▶ _Data rows_
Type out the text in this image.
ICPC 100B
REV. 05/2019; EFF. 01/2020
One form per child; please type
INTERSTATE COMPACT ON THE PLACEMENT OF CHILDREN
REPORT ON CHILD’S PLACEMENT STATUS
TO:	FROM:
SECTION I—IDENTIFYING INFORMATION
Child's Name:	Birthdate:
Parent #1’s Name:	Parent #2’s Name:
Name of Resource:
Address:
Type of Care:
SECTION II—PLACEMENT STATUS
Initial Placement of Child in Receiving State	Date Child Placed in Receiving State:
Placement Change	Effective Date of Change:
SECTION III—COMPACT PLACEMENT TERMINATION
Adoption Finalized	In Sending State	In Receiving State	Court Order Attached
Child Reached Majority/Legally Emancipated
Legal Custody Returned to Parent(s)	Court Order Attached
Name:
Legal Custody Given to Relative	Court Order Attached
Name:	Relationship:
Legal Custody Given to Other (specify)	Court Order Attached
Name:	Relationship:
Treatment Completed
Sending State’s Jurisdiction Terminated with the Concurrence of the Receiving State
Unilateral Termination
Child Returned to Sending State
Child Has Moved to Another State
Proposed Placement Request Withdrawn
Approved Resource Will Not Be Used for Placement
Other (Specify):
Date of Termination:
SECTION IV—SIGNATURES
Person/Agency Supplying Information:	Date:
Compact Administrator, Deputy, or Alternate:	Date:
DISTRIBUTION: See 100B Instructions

▶ _Work to do_
Pick out all lines from the data above in which the word "Receiving" appears.

▶ _Full output_
Initial Placement of Child in Receiving State	Date Child Placed in Receiving State:
Adoption Finalized	In Sending State	In Receiving State	Court Order Attached
Sending State’s Jurisdiction Terminated with the Concurrence of the Receiving State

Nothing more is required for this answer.